TASK DETAILS: Your task is to repeat the entries word for word while leaving out the pictures.

--- BEGIN MATERIAL FOR THIS TASK ---

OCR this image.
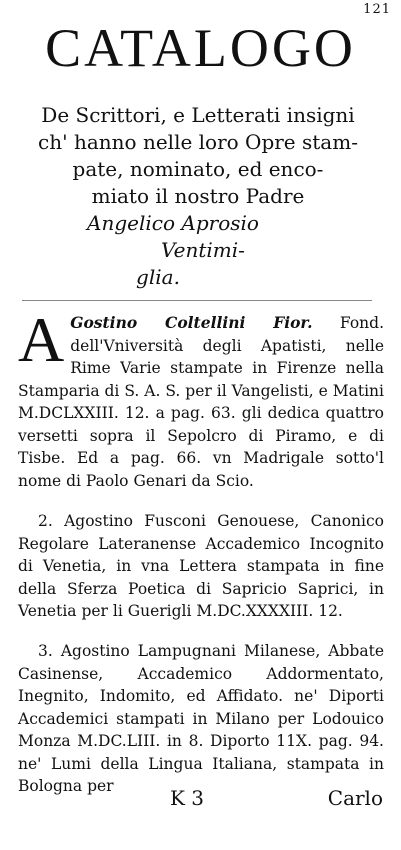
121
CATALOGO
De Scrittori, e Letterati insigni
ch' hanno nelle loro Opre stam-
pate, nominato, ed enco-
miato il nostro Padre
Angelico Aprosio
Ventimi-
glia.
A Gostino Coltellini Fior. Fond. dell'Vniversità degli Apatisti, nelle Rime Varie stampate in Firenze nella Stamparia di S. A. S. per il Vangelisti, e Matini M.DCLXXIII. 12. a pag. 63. gli dedica quattro versetti sopra il Sepolcro di Piramo, e di Tisbe. Ed a pag. 66. vn Madrigale sotto'l nome di Paolo Genari da Scio.
2. Agostino Fusconi Genouese, Canonico Regolare Lateranense Accademico Incognito di Venetia, in vna Lettera stampata in fine della Sferza Poetica di Sapricio Saprici, in Venetia per li Guerigli M.DC.XXXXIII. 12.
3. Agostino Lampugnani Milanese, Abbate Casinense, Accademico Addormentato, Inegnito, Indomito, ed Affidato. ne' Diporti Accademici stampati in Milano per Lodouico Monza M.DC.LIII. in 8. Diporto 11X. pag. 94. ne' Lumi della Lingua Italiana, stampata in Bologna per	K 3	Carlo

--- END MATERIAL FOR THIS TASK ---

THE RESPONSE:
OCR this image.
121
CATALOGO
De Scrittori, e Letterati insigni
ch' hanno nelle loro Opre stam-
pate, nominato, ed enco-
miato il nostro Padre
Angelico Aprosio
Ventimi-
glia.
A Gostino Coltellini Fior. Fond. dell'Vniversità degli Apatisti, nelle Rime Varie stampate in Firenze nella Stamparia di S. A. S. per il Vangelisti, e Matini M.DCLXXIII. 12. a pag. 63. gli dedica quattro versetti sopra il Sepolcro di Piramo, e di Tisbe. Ed a pag. 66. vn Madrigale sotto'l nome di Paolo Genari da Scio.
2. Agostino Fusconi Genouese, Canonico Regolare Lateranense Accademico Incognito di Venetia, in vna Lettera stampata in fine della Sferza Poetica di Sapricio Saprici, in Venetia per li Guerigli M.DC.XXXXIII. 12.
3. Agostino Lampugnani Milanese, Abbate Casinense, Accademico Addormentato, Inegnito, Indomito, ed Affidato. ne' Diporti Accademici stampati in Milano per Lodouico Monza M.DC.LIII. in 8. Diporto 11X. pag. 94. ne' Lumi della Lingua Italiana, stampata in Bologna per	K 3	Carlo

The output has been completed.